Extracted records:
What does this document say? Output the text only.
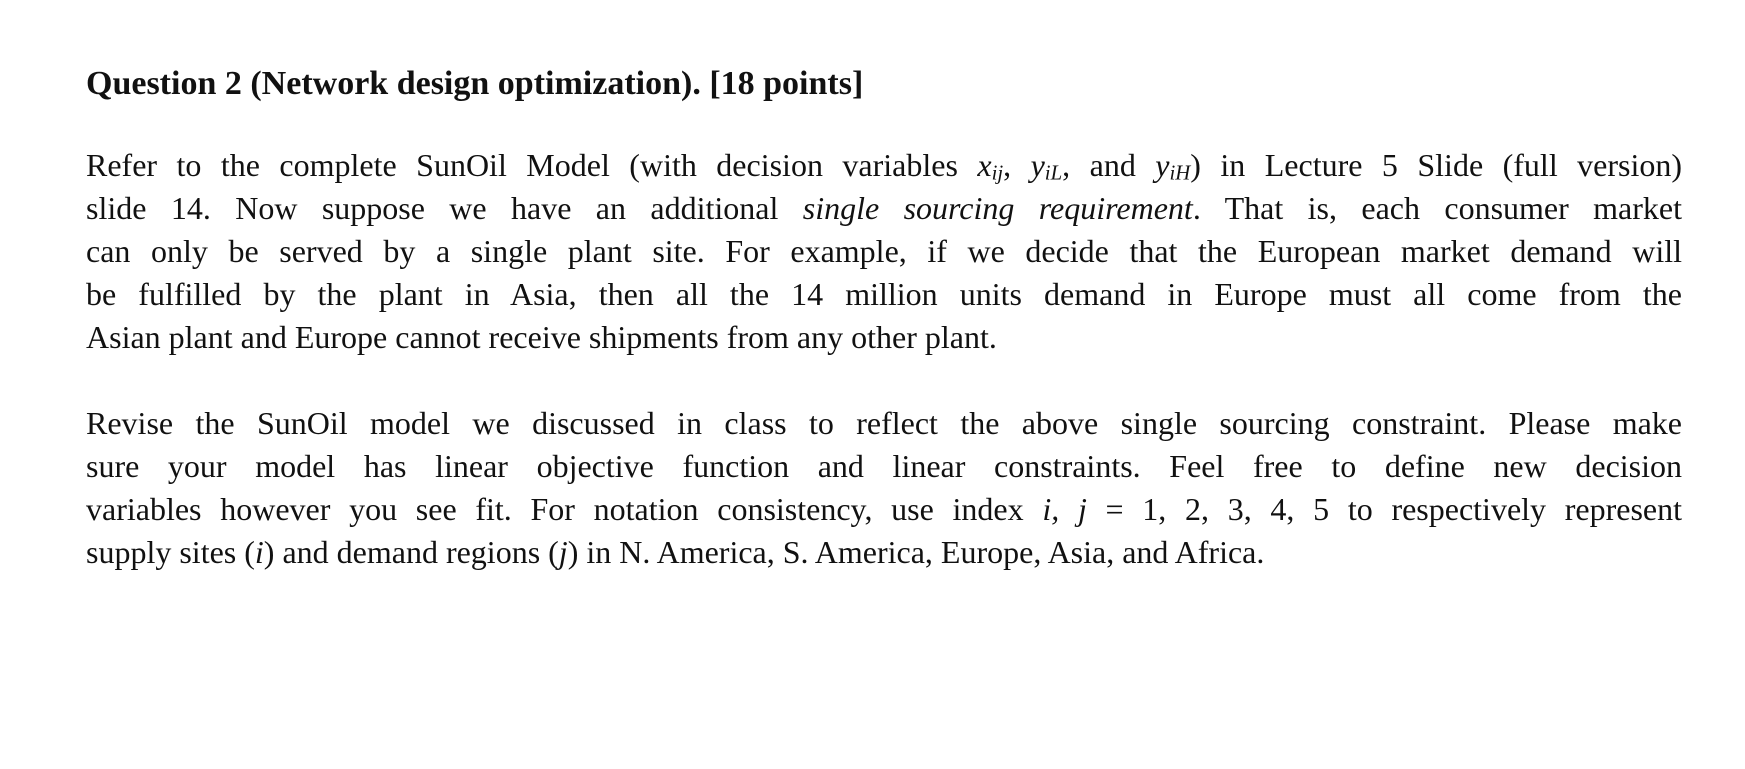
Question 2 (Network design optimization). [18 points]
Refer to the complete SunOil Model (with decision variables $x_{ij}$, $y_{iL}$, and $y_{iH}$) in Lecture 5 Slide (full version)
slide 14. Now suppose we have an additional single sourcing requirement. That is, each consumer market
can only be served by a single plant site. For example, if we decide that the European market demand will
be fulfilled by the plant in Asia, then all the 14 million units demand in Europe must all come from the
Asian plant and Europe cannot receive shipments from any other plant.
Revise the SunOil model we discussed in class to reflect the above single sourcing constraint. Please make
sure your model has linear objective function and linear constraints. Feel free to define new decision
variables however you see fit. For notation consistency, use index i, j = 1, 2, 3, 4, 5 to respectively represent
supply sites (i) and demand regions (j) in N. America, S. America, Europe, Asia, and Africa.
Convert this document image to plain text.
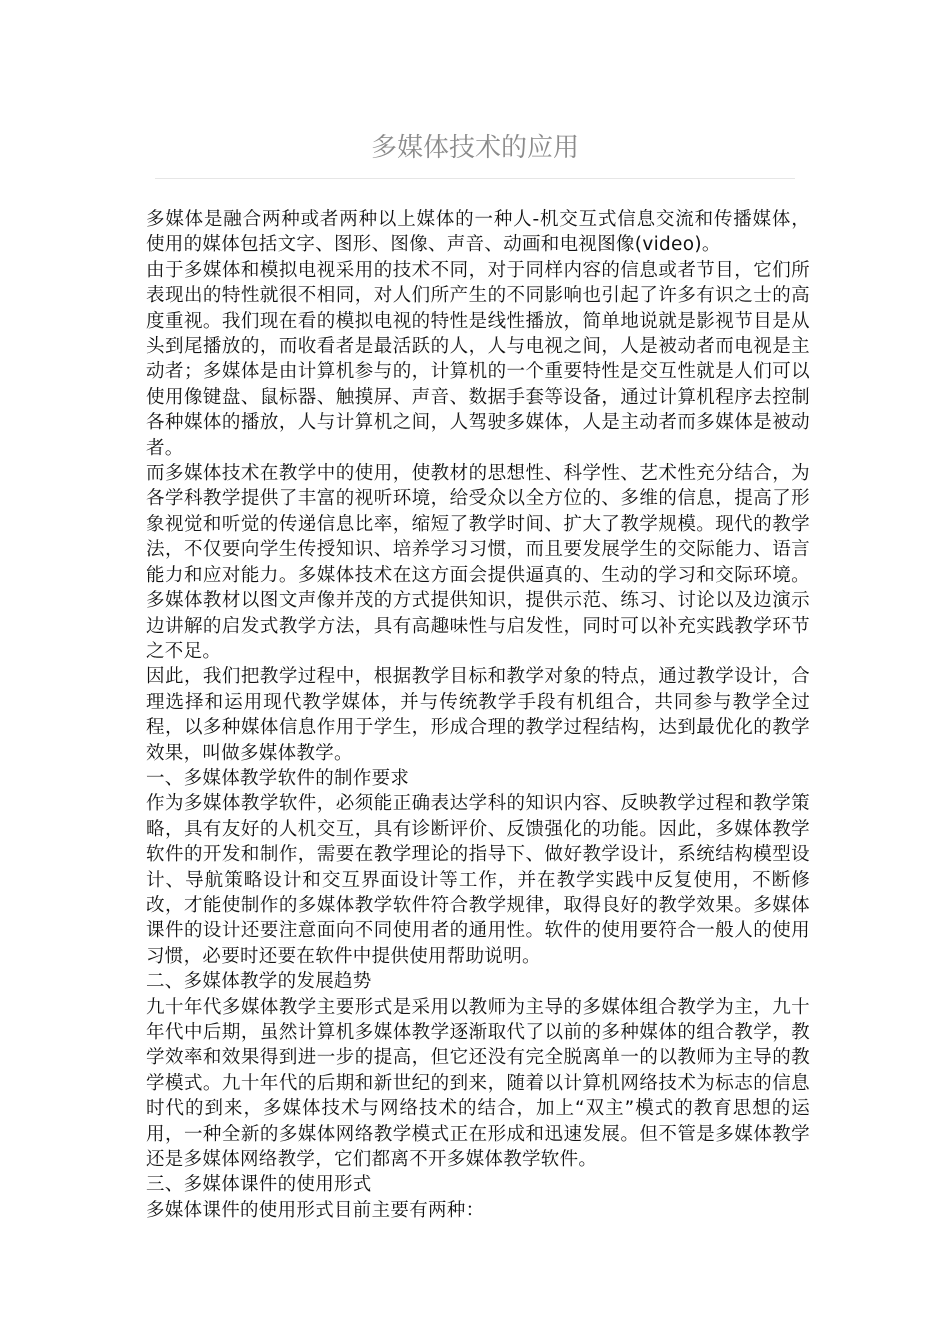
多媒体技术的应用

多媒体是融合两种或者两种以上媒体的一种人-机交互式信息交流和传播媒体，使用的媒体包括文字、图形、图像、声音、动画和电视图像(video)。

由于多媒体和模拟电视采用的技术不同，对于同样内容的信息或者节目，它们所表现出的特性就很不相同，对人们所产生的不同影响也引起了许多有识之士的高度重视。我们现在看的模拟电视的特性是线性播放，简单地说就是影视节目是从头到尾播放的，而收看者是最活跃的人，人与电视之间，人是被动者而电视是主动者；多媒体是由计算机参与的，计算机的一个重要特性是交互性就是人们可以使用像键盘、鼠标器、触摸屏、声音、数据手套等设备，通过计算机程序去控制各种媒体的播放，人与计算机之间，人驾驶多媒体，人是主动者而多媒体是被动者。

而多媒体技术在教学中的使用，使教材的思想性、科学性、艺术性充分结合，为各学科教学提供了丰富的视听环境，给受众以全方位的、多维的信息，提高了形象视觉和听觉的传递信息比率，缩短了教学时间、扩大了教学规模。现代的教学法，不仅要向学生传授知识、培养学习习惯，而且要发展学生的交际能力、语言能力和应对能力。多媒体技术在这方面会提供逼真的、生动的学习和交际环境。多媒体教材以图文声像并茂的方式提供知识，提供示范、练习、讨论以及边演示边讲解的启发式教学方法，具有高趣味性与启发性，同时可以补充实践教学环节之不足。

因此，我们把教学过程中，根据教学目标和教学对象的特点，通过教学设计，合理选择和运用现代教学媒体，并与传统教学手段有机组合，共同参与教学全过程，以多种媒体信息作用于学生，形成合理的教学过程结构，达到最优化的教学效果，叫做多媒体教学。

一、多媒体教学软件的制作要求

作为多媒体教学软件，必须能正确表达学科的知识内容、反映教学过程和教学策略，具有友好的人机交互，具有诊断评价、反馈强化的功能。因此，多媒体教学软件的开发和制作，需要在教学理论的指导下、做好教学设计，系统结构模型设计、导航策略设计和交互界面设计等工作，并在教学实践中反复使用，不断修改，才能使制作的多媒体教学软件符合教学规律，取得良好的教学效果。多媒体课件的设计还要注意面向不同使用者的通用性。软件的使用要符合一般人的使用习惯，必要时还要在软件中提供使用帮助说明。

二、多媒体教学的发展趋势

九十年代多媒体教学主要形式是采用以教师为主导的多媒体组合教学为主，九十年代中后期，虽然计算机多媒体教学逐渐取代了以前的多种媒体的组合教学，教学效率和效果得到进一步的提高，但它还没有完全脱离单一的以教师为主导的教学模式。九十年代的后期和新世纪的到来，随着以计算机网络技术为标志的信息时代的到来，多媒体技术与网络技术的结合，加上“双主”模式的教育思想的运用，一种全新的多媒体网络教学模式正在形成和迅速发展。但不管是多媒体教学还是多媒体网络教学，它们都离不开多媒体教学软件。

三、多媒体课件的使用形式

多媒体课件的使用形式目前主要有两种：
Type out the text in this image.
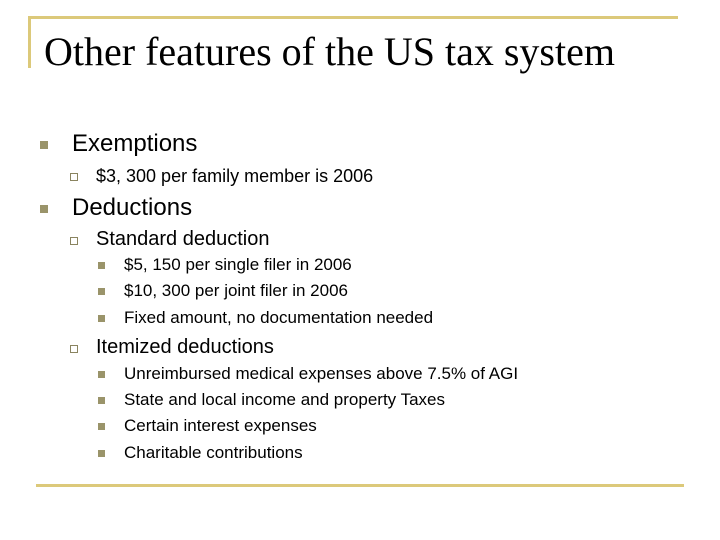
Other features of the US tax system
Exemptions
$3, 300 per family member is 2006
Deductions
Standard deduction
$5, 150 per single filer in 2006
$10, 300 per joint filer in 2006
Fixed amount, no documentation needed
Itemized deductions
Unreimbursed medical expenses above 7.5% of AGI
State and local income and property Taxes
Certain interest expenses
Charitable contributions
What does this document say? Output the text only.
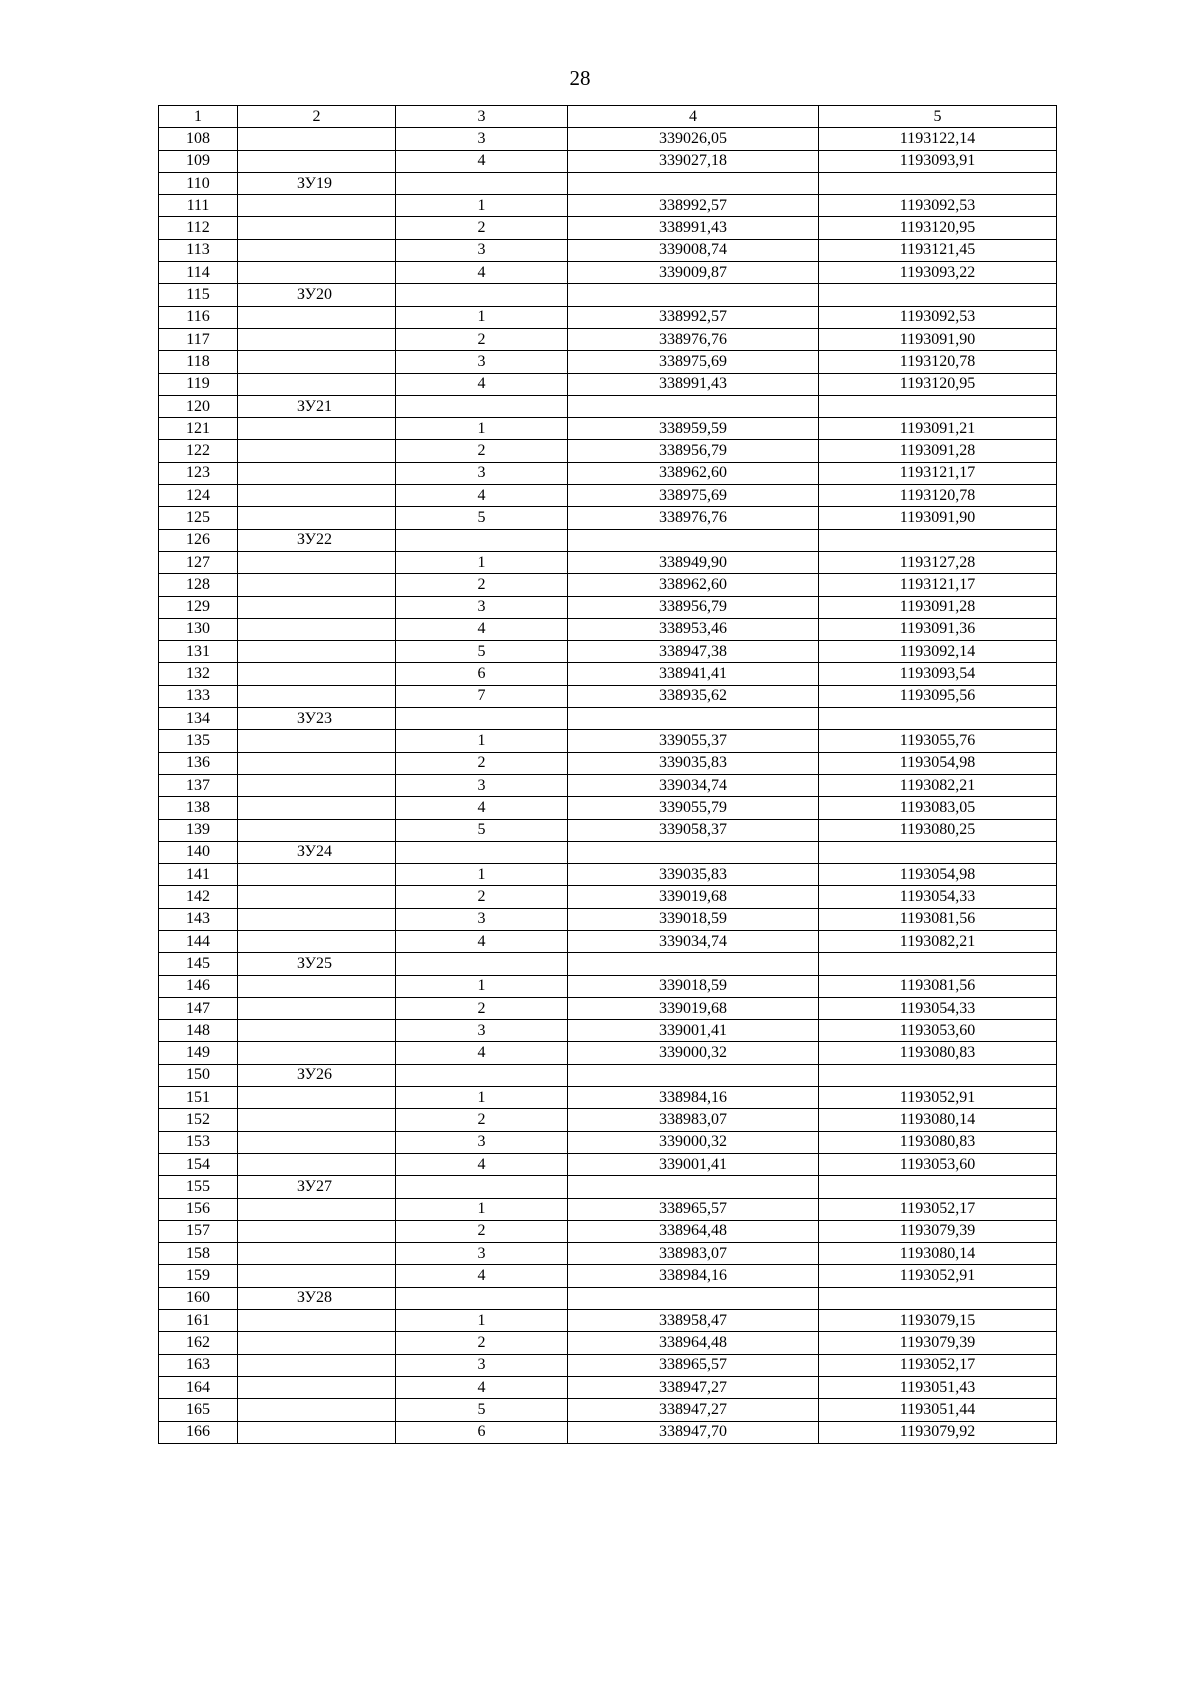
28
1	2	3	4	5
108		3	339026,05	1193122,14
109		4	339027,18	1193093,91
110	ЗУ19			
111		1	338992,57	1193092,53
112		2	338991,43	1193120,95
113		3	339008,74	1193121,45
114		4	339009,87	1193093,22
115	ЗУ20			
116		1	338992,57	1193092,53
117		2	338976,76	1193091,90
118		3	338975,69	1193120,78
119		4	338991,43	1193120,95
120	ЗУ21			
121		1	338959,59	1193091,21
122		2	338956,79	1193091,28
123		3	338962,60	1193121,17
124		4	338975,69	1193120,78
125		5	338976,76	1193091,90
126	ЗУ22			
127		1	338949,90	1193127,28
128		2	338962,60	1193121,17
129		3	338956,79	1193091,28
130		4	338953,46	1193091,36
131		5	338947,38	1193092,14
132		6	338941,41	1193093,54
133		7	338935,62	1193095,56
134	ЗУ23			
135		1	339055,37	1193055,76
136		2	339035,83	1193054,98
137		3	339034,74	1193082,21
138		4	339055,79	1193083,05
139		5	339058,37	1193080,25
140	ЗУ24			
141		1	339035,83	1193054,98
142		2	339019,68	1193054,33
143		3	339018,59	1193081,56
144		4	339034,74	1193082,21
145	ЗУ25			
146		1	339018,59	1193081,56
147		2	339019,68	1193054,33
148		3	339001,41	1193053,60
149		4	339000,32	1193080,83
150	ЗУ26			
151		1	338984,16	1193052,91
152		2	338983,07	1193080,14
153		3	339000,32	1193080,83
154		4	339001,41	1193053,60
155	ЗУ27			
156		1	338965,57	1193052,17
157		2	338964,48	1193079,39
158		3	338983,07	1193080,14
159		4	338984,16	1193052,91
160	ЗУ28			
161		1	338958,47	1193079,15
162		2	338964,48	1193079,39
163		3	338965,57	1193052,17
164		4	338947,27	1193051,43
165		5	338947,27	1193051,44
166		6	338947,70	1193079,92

Aim
In the data above, tally the lines holding "image" and answer with the figure only.

Written solution
2